• What you will do:
Extract every line of the material below and reproduce it faithfully.

• Task inputs:
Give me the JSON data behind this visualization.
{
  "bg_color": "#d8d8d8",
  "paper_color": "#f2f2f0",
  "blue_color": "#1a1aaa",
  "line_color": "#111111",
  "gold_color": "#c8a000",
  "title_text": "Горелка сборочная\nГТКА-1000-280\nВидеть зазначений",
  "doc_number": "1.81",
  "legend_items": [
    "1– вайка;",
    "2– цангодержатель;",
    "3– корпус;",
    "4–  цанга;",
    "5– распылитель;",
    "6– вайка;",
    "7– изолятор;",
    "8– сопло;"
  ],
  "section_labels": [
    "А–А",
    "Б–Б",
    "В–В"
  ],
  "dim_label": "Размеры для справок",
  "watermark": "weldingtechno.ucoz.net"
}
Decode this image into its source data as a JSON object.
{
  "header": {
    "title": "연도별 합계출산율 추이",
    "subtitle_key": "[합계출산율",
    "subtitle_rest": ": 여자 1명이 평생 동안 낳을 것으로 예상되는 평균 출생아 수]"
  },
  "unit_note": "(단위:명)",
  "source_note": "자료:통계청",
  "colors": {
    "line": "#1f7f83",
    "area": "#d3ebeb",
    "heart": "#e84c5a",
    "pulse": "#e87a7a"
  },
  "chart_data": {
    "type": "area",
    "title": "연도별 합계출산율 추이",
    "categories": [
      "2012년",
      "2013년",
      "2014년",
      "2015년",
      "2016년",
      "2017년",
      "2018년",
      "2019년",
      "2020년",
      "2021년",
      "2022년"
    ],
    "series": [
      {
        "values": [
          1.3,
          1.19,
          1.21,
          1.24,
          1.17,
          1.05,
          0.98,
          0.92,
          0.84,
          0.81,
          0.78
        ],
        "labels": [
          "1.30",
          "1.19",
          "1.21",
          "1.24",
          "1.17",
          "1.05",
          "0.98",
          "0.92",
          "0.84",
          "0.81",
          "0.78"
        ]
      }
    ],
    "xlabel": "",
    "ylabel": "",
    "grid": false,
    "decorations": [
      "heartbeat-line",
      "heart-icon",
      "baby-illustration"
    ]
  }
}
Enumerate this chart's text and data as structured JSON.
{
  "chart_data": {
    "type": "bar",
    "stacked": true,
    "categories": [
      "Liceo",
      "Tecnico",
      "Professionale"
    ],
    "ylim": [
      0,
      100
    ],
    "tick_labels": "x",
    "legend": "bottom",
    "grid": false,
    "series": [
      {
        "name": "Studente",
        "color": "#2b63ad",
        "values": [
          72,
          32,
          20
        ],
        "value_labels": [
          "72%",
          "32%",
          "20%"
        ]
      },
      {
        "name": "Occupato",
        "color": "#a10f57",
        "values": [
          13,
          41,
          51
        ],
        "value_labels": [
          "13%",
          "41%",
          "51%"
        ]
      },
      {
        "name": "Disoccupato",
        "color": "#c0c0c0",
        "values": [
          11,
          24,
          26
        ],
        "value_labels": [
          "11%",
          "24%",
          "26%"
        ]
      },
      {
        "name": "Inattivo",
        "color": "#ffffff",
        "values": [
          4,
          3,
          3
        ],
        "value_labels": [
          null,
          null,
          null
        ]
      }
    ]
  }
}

• Result of the exercise:
Give me the JSON data behind this visualization.
{
  "bg_color": "#d8d8d8",
  "paper_color": "#f2f2f0",
  "blue_color": "#1a1aaa",
  "line_color": "#111111",
  "gold_color": "#c8a000",
  "title_text": "Горелка сборочная\nГТКА-1000-280\nВидеть зазначений",
  "doc_number": "1.81",
  "legend_items": [
    "1– вайка;",
    "2– цангодержатель;",
    "3– корпус;",
    "4–  цанга;",
    "5– распылитель;",
    "6– вайка;",
    "7– изолятор;",
    "8– сопло;"
  ],
  "section_labels": [
    "А–А",
    "Б–Б",
    "В–В"
  ],
  "dim_label": "Размеры для справок",
  "watermark": "weldingtechno.ucoz.net"
}
Decode this image into its source data as a JSON object.
{
  "header": {
    "title": "연도별 합계출산율 추이",
    "subtitle_key": "[합계출산율",
    "subtitle_rest": ": 여자 1명이 평생 동안 낳을 것으로 예상되는 평균 출생아 수]"
  },
  "unit_note": "(단위:명)",
  "source_note": "자료:통계청",
  "colors": {
    "line": "#1f7f83",
    "area": "#d3ebeb",
    "heart": "#e84c5a",
    "pulse": "#e87a7a"
  },
  "chart_data": {
    "type": "area",
    "title": "연도별 합계출산율 추이",
    "categories": [
      "2012년",
      "2013년",
      "2014년",
      "2015년",
      "2016년",
      "2017년",
      "2018년",
      "2019년",
      "2020년",
      "2021년",
      "2022년"
    ],
    "series": [
      {
        "values": [
          1.3,
          1.19,
          1.21,
          1.24,
          1.17,
          1.05,
          0.98,
          0.92,
          0.84,
          0.81,
          0.78
        ],
        "labels": [
          "1.30",
          "1.19",
          "1.21",
          "1.24",
          "1.17",
          "1.05",
          "0.98",
          "0.92",
          "0.84",
          "0.81",
          "0.78"
        ]
      }
    ],
    "xlabel": "",
    "ylabel": "",
    "grid": false,
    "decorations": [
      "heartbeat-line",
      "heart-icon",
      "baby-illustration"
    ]
  }
}
Enumerate this chart's text and data as structured JSON.
{
  "chart_data": {
    "type": "bar",
    "stacked": true,
    "categories": [
      "Liceo",
      "Tecnico",
      "Professionale"
    ],
    "ylim": [
      0,
      100
    ],
    "tick_labels": "x",
    "legend": "bottom",
    "grid": false,
    "series": [
      {
        "name": "Studente",
        "color": "#2b63ad",
        "values": [
          72,
          32,
          20
        ],
        "value_labels": [
          "72%",
          "32%",
          "20%"
        ]
      },
      {
        "name": "Occupato",
        "color": "#a10f57",
        "values": [
          13,
          41,
          51
        ],
        "value_labels": [
          "13%",
          "41%",
          "51%"
        ]
      },
      {
        "name": "Disoccupato",
        "color": "#c0c0c0",
        "values": [
          11,
          24,
          26
        ],
        "value_labels": [
          "11%",
          "24%",
          "26%"
        ]
      },
      {
        "name": "Inattivo",
        "color": "#ffffff",
        "values": [
          4,
          3,
          3
        ],
        "value_labels": [
          null,
          null,
          null
        ]
      }
    ]
  }
}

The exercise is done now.